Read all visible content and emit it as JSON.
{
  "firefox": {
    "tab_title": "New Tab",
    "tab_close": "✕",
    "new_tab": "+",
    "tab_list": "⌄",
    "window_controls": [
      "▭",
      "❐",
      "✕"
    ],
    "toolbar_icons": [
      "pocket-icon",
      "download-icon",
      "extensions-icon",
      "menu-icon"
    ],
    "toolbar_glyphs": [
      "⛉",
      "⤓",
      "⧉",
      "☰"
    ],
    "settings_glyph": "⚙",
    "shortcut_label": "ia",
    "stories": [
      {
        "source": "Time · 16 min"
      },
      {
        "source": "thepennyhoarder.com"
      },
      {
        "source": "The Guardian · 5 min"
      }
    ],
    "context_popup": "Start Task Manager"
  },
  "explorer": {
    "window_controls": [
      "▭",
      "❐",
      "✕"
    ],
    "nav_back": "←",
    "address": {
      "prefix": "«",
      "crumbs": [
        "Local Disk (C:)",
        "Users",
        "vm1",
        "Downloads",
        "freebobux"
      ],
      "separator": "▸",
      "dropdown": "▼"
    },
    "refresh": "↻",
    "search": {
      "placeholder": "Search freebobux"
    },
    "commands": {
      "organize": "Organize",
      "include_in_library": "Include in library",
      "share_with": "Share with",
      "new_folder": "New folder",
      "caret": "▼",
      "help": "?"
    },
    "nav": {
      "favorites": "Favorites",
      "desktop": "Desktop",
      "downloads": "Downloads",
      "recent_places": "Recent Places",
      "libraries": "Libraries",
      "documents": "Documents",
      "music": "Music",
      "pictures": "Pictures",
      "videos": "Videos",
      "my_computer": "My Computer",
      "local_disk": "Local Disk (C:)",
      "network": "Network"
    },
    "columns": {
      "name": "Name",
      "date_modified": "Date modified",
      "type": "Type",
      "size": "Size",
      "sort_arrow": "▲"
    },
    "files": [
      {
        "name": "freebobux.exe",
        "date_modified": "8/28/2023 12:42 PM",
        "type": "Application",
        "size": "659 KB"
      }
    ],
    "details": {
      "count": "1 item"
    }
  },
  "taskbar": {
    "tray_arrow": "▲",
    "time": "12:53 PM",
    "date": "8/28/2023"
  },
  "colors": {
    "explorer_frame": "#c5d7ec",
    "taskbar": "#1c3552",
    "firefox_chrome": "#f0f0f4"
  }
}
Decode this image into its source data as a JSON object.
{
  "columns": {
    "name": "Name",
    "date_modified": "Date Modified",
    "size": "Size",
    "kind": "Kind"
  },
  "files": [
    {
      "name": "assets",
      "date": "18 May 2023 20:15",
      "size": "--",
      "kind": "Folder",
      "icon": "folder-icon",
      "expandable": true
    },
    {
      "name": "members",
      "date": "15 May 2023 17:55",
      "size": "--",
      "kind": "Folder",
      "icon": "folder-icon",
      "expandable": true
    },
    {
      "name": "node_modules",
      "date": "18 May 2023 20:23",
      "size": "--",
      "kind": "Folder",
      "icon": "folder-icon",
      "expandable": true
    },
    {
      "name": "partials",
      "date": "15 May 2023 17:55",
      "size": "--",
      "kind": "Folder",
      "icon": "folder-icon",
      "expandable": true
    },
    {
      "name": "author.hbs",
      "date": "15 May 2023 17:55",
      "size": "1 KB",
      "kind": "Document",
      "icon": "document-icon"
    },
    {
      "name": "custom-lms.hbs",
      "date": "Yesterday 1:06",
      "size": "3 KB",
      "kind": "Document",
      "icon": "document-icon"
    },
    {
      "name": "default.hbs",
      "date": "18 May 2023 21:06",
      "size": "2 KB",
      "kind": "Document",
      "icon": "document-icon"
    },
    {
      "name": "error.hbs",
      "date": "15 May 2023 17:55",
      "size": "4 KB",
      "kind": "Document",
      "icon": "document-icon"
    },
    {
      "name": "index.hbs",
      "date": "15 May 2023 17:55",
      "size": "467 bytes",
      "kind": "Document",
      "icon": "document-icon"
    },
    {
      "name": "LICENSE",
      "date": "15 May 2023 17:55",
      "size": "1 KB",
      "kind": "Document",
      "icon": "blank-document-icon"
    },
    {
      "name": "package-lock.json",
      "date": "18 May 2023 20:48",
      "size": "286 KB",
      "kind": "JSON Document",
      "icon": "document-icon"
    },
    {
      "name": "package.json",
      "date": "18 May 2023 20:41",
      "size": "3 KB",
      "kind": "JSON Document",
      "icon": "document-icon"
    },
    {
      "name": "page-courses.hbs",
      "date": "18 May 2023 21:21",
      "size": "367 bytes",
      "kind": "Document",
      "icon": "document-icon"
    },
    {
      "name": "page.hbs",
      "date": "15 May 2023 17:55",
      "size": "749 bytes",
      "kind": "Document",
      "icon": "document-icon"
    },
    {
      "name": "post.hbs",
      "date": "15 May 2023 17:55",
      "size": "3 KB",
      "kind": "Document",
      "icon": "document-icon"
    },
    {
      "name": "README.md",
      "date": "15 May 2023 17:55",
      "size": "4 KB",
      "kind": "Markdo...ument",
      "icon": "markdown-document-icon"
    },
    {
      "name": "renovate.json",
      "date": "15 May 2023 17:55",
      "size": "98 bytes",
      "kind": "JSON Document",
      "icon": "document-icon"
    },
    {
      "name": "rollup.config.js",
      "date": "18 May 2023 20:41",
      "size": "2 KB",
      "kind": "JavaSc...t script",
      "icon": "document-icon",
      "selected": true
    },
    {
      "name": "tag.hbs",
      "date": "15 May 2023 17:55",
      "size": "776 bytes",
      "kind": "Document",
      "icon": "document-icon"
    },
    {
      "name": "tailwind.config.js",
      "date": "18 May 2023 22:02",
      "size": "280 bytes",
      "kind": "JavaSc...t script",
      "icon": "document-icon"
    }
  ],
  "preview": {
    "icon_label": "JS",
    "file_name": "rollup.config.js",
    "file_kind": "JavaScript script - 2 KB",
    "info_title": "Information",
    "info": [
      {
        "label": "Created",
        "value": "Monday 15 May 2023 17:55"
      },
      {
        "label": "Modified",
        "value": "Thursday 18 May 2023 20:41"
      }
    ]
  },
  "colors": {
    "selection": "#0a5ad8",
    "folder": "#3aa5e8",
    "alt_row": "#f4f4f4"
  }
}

--

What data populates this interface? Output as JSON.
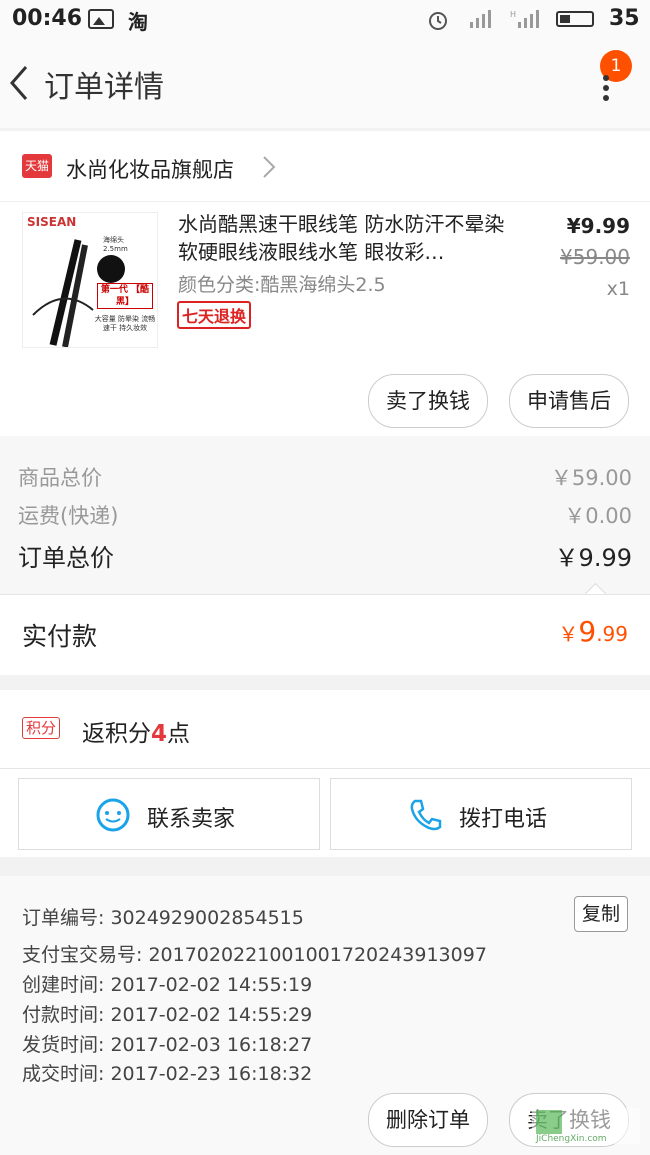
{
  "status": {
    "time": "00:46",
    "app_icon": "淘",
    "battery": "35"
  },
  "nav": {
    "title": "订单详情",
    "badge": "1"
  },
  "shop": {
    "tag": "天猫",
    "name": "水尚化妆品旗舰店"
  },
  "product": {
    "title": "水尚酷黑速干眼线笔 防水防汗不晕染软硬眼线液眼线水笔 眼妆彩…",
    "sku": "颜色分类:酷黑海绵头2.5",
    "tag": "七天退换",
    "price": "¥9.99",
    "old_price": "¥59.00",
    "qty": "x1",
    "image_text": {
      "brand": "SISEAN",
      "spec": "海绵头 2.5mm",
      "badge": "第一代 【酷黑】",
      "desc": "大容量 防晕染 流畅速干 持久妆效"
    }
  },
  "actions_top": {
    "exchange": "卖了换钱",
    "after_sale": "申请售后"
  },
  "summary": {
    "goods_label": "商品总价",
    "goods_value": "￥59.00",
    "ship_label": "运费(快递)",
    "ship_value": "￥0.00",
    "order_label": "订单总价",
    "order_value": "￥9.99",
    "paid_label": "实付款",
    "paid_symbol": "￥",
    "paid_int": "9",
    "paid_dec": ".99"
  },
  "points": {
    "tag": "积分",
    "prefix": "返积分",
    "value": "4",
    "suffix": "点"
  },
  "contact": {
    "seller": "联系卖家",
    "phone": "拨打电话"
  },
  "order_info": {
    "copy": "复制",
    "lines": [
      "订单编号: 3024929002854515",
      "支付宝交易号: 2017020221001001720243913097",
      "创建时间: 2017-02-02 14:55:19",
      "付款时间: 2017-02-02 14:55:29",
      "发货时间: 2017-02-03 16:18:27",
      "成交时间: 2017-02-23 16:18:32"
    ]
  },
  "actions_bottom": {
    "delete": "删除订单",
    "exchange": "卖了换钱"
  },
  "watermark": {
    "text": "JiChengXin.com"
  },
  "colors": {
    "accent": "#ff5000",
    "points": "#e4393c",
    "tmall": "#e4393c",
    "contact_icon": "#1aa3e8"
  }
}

§ **AIM OF THE TASK**: Pick each line holding the word "rollup" out of the listing.

§ **RESULT**:
      "name": "rollup.config.js",
    "file_name": "rollup.config.js",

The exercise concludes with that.